EXERCISE GOAL -> Search the records for the word "this" and pick out every line that has it.

--- START RECORDS ---

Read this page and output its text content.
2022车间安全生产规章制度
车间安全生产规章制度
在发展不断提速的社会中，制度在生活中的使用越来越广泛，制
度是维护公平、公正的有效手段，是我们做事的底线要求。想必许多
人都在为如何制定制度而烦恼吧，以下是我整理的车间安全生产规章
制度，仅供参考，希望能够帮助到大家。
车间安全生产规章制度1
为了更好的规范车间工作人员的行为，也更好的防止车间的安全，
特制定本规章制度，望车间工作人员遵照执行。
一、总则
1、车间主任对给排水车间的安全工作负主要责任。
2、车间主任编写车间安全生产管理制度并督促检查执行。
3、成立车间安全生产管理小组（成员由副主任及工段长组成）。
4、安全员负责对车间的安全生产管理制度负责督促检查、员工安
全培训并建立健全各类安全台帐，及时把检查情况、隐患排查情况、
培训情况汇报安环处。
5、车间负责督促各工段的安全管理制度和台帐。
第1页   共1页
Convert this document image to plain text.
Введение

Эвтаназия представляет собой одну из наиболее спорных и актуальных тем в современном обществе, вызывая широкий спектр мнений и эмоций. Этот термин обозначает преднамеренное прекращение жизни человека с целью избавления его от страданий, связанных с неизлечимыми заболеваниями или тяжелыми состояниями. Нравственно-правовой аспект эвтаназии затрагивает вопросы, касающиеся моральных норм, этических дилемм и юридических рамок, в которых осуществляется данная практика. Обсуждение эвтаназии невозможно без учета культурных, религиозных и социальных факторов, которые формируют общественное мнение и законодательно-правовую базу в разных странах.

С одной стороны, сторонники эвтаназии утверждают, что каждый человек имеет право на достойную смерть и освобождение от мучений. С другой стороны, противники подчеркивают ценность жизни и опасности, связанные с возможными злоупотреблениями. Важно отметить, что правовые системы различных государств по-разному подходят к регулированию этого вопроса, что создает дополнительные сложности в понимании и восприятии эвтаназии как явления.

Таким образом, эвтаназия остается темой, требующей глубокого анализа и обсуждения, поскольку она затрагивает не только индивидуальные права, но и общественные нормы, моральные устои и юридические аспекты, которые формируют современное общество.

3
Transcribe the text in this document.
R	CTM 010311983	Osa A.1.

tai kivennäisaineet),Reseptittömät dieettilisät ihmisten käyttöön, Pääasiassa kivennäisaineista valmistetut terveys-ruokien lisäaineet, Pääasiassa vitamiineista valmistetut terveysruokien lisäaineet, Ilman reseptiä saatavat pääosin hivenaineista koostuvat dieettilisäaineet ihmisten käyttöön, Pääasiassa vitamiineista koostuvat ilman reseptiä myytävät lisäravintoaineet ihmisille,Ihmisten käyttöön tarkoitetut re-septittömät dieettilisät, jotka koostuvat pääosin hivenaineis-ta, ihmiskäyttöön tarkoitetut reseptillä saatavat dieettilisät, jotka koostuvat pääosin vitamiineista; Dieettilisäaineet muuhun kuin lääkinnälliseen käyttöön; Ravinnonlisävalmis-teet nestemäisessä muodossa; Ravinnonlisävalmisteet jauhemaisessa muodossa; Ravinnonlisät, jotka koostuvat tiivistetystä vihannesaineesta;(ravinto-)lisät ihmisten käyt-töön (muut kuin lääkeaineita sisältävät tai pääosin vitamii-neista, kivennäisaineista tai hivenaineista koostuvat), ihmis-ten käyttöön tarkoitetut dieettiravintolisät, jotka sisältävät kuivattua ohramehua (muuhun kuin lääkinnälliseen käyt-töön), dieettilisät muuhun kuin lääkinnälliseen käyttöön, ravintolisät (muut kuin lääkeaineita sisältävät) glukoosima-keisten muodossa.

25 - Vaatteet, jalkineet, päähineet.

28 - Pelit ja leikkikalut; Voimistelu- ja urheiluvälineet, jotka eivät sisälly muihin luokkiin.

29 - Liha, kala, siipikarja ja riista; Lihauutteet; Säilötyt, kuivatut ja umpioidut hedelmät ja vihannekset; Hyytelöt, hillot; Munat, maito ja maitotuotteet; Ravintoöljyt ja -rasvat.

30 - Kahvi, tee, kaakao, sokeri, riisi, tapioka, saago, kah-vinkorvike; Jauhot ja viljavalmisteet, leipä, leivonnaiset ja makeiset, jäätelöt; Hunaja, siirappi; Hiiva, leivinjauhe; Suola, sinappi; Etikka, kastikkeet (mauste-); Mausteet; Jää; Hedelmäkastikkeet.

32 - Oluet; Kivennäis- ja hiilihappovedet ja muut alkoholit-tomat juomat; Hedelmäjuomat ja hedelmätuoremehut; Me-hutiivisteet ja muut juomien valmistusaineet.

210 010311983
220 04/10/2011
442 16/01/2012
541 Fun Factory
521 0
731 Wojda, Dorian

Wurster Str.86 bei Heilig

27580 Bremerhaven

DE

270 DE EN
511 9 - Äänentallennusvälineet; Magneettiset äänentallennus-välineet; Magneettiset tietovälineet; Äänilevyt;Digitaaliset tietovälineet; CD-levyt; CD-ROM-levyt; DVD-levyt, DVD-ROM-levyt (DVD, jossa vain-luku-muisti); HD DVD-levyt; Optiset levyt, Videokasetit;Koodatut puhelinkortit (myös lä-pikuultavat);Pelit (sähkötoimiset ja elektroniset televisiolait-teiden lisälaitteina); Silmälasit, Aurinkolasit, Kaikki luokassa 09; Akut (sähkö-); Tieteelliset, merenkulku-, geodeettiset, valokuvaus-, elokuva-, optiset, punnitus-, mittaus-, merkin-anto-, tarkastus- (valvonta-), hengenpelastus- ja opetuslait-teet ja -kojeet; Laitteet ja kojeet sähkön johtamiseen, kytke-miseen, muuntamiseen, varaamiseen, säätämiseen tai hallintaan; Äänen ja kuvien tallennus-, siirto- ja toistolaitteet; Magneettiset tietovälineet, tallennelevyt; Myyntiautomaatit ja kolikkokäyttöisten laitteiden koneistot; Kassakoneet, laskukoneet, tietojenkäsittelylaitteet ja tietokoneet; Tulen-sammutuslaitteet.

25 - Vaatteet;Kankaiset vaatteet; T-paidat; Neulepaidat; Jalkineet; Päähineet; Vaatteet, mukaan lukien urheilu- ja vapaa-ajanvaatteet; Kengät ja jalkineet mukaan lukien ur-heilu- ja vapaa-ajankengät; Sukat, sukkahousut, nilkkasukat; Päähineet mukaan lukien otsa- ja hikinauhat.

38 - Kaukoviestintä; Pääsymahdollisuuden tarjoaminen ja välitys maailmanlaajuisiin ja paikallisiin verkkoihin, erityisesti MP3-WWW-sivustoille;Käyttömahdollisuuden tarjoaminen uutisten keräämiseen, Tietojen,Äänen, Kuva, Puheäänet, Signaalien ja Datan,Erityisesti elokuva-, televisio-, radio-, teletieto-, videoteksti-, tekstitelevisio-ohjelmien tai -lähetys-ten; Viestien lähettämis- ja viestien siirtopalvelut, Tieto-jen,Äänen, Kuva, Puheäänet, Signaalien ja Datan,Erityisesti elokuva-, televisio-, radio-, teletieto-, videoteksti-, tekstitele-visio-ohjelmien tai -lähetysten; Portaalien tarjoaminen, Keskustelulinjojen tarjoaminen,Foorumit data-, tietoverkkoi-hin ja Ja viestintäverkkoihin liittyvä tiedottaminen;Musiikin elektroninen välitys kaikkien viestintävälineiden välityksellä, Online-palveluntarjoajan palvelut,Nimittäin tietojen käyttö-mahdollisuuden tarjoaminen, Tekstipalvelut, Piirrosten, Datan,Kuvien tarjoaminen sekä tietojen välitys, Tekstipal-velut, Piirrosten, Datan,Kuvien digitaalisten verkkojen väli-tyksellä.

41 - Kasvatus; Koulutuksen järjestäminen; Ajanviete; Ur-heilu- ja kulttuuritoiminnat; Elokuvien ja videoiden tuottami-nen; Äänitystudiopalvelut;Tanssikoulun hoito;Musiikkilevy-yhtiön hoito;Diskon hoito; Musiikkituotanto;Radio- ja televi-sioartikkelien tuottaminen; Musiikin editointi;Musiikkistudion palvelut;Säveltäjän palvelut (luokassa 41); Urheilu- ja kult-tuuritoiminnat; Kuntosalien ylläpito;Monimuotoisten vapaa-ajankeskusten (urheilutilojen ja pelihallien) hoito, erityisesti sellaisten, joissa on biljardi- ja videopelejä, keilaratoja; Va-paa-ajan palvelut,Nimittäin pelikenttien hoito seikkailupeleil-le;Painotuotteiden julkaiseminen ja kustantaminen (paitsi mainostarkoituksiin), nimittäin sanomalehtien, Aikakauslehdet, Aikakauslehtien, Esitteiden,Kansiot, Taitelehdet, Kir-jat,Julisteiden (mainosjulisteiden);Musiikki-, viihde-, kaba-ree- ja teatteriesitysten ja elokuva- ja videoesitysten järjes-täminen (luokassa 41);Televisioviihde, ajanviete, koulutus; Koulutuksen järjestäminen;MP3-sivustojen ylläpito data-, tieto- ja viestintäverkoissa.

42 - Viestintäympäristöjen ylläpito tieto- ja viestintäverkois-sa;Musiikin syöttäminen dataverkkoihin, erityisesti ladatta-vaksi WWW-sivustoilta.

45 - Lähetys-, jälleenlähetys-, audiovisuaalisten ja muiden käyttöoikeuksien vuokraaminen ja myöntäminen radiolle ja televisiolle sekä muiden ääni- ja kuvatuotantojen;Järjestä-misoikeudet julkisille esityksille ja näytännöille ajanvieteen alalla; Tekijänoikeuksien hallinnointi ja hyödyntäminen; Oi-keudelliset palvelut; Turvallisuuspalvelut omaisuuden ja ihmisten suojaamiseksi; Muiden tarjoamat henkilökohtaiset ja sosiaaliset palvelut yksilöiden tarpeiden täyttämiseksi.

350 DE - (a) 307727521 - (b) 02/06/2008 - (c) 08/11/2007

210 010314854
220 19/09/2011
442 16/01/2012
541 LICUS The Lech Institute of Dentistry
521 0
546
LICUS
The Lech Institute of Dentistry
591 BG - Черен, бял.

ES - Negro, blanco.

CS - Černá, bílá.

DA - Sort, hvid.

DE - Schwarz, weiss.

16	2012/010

--- END RECORDS ---

REPLY ->
Read this page and output its text content.
Convert this document image to plain text.
Transcribe the text in this document.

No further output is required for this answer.